Problem to work on: Each line containing the word "name" must be reported.

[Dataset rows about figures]
=-=-=

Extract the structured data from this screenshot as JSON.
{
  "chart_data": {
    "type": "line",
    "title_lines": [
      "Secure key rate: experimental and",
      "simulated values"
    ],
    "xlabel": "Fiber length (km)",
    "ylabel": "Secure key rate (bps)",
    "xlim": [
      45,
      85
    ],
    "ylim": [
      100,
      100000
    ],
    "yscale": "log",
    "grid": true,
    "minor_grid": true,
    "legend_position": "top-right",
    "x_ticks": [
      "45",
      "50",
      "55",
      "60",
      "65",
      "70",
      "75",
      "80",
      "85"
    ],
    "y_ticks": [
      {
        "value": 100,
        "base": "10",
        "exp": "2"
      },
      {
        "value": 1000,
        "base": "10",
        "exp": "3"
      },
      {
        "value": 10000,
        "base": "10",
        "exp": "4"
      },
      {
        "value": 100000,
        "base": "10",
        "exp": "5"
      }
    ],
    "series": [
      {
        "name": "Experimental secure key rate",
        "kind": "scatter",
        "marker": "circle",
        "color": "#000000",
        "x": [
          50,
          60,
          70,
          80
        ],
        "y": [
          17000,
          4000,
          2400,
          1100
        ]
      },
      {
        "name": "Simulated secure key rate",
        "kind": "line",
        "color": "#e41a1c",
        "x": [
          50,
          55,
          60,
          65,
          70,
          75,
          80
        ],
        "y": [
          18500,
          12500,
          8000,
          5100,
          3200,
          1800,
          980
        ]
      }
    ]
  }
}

=-=-=

Final result:
        "name": "Experimental secure key rate",
        "name": "Simulated secure key rate",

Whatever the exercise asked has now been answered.